**RECORDS FOR THIS TASK**.
• • •

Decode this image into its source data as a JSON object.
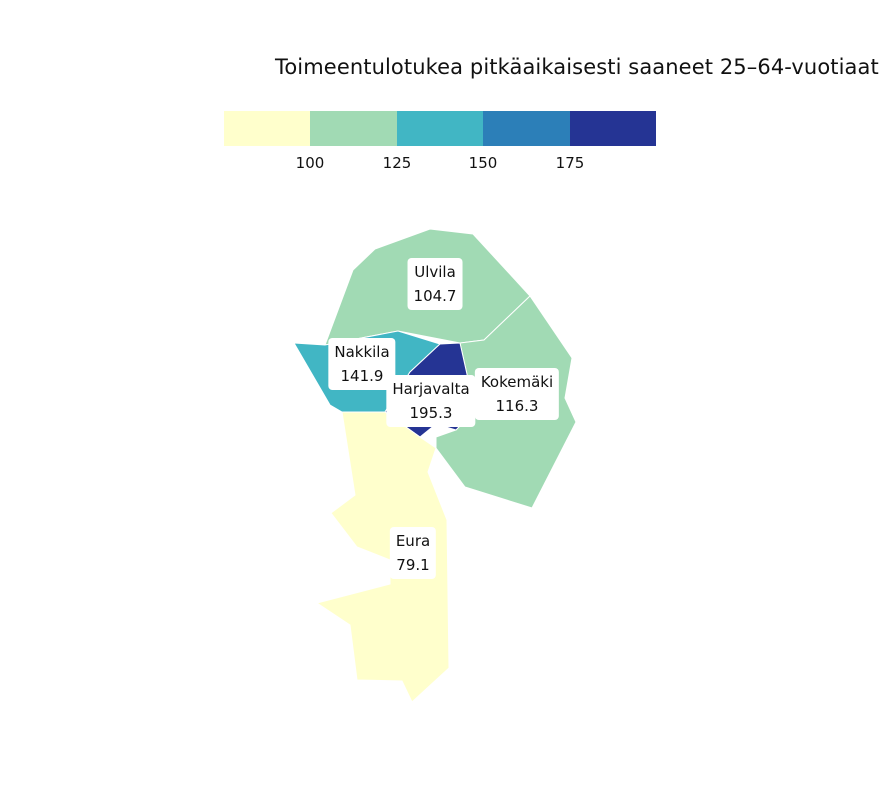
{
  "title": "Toimeentulotukea pitkäaikaisesti saaneet 25–64-vuotiaat",
  "legend": {
    "colors": [
      "#ffffcc",
      "#a1dab4",
      "#41b6c4",
      "#2c7fb8",
      "#253494"
    ],
    "ticks": [
      "100",
      "125",
      "150",
      "175"
    ]
  },
  "regions": [
    {
      "name": "Ulvila",
      "value": "104.7",
      "color": "#a1dab4"
    },
    {
      "name": "Nakkila",
      "value": "141.9",
      "color": "#41b6c4"
    },
    {
      "name": "Harjavalta",
      "value": "195.3",
      "color": "#253494"
    },
    {
      "name": "Kokemäki",
      "value": "116.3",
      "color": "#a1dab4"
    },
    {
      "name": "Eura",
      "value": "79.1",
      "color": "#ffffcc"
    }
  ]
}
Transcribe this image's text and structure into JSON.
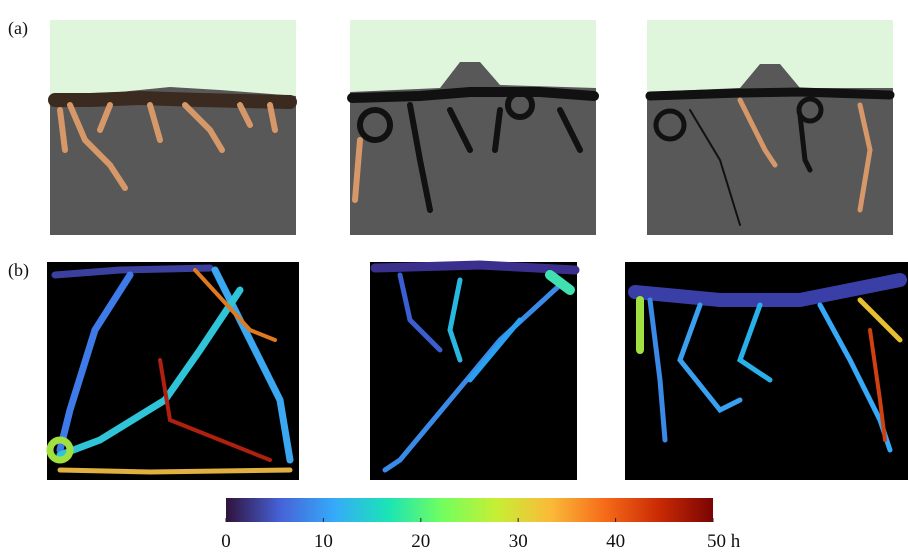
{
  "panels": [
    {
      "label": "(a)"
    },
    {
      "label": "(b)"
    }
  ],
  "colorbar": {
    "lim": [
      0,
      50
    ],
    "ticks": [
      0,
      10,
      20,
      30,
      40,
      {
        "value": 50,
        "label": "50 h"
      }
    ],
    "colors": [
      "#30123b",
      "#4662d7",
      "#36aaf9",
      "#1ae4b6",
      "#72fe5e",
      "#c7ef34",
      "#fabA39",
      "#f66b19",
      "#ca2a04",
      "#7a0403"
    ]
  }
}
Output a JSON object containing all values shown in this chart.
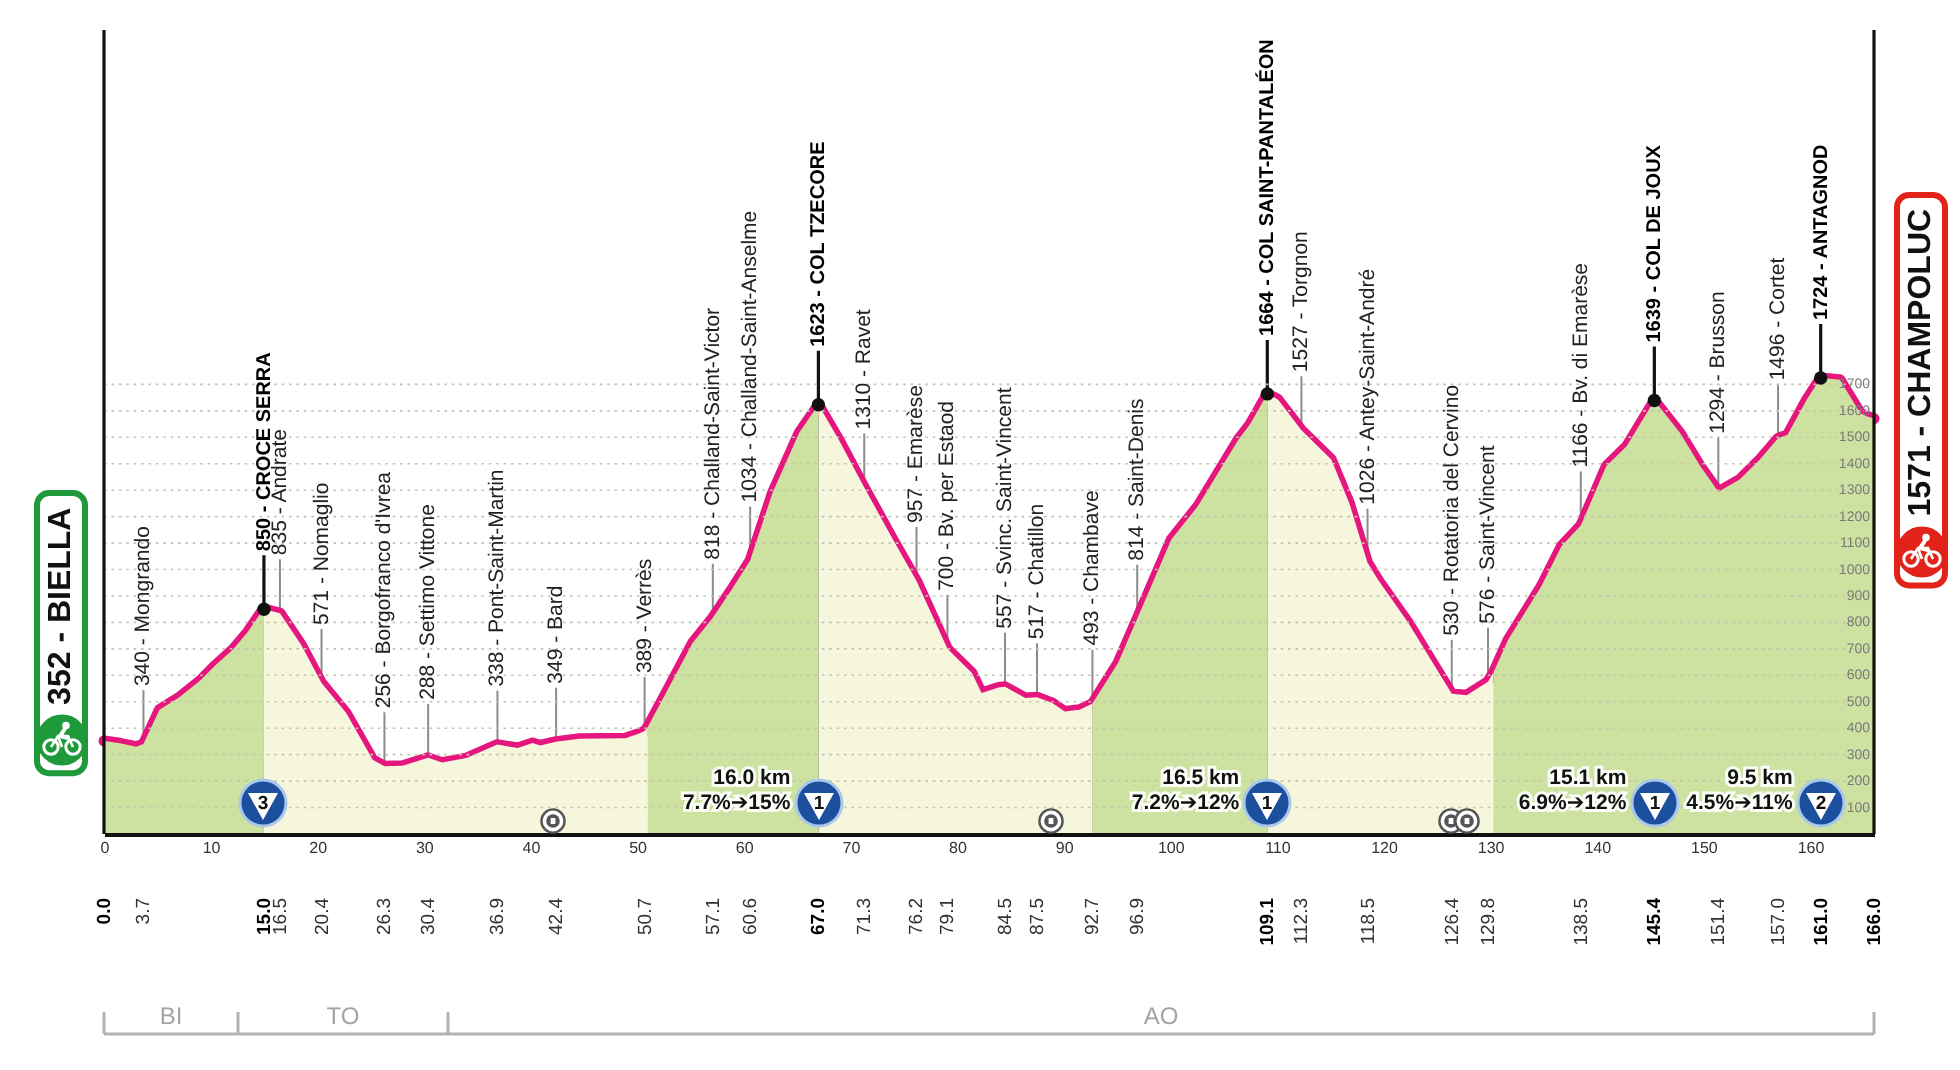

• • •

**SET TASK**.
Write out the whole listing again, exactly, with no pictures.

**THE OUTPUT**.
Decode this image into its source data as a JSON object.
{
  "title": "Toimeentulotukea pitkäaikaisesti saaneet 25–64-vuotiaat",
  "legend": {
    "colors": [
      "#ffffcc",
      "#a1dab4",
      "#41b6c4",
      "#2c7fb8",
      "#253494"
    ],
    "ticks": [
      "100",
      "125",
      "150",
      "175"
    ]
  },
  "regions": [
    {
      "name": "Ulvila",
      "value": "104.7",
      "color": "#a1dab4"
    },
    {
      "name": "Nakkila",
      "value": "141.9",
      "color": "#41b6c4"
    },
    {
      "name": "Harjavalta",
      "value": "195.3",
      "color": "#253494"
    },
    {
      "name": "Kokemäki",
      "value": "116.3",
      "color": "#a1dab4"
    },
    {
      "name": "Eura",
      "value": "79.1",
      "color": "#ffffcc"
    }
  ]
}
Transcribe this image's text and structure into JSON.
{
  "panels": [
    {
      "label": "(a)"
    },
    {
      "label": "(b)"
    }
  ],
  "colorbar": {
    "lim": [
      0,
      50
    ],
    "ticks": [
      0,
      10,
      20,
      30,
      40,
      {
        "value": 50,
        "label": "50 h"
      }
    ],
    "colors": [
      "#30123b",
      "#4662d7",
      "#36aaf9",
      "#1ae4b6",
      "#72fe5e",
      "#c7ef34",
      "#fabA39",
      "#f66b19",
      "#ca2a04",
      "#7a0403"
    ]
  }
}
Output a JSON object containing all values shown in this chart.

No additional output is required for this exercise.